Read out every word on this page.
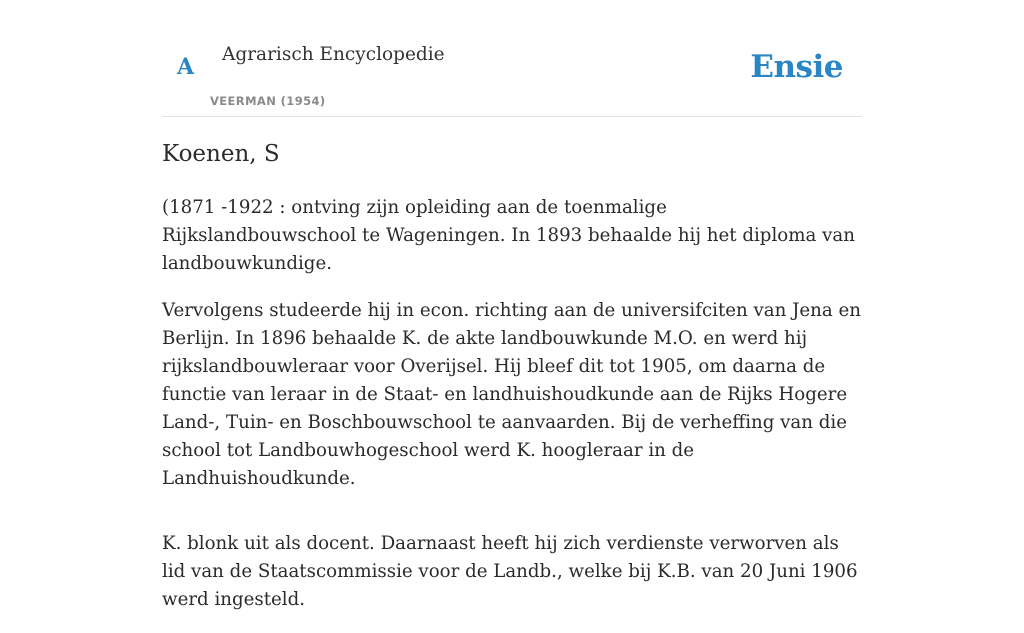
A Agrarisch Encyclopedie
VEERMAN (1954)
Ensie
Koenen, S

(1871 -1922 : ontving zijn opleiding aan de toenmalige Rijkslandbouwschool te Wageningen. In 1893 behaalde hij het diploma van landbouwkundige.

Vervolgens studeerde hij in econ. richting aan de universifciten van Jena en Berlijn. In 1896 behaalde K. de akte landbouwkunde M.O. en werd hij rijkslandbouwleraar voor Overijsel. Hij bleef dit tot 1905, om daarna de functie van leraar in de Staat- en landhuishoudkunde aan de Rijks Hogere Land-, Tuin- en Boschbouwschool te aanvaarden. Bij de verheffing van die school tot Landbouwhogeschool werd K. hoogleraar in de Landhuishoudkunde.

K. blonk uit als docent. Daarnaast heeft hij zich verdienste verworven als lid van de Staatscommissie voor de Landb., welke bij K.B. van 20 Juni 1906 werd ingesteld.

━━━━━━━━

WRITTEN REQUEST ▸ Output the entries above exactly. Drop the pictures.

COMPLETE RESPONSE ▸
Read out every word on this page.
A Agrarisch Encyclopedie
VEERMAN (1954)
Ensie
Koenen, S

(1871 -1922 : ontving zijn opleiding aan de toenmalige Rijkslandbouwschool te Wageningen. In 1893 behaalde hij het diploma van landbouwkundige.

Vervolgens studeerde hij in econ. richting aan de universifciten van Jena en Berlijn. In 1896 behaalde K. de akte landbouwkunde M.O. en werd hij rijkslandbouwleraar voor Overijsel. Hij bleef dit tot 1905, om daarna de functie van leraar in de Staat- en landhuishoudkunde aan de Rijks Hogere Land-, Tuin- en Boschbouwschool te aanvaarden. Bij de verheffing van die school tot Landbouwhogeschool werd K. hoogleraar in de Landhuishoudkunde.

K. blonk uit als docent. Daarnaast heeft hij zich verdienste verworven als lid van de Staatscommissie voor de Landb., welke bij K.B. van 20 Juni 1906 werd ingesteld.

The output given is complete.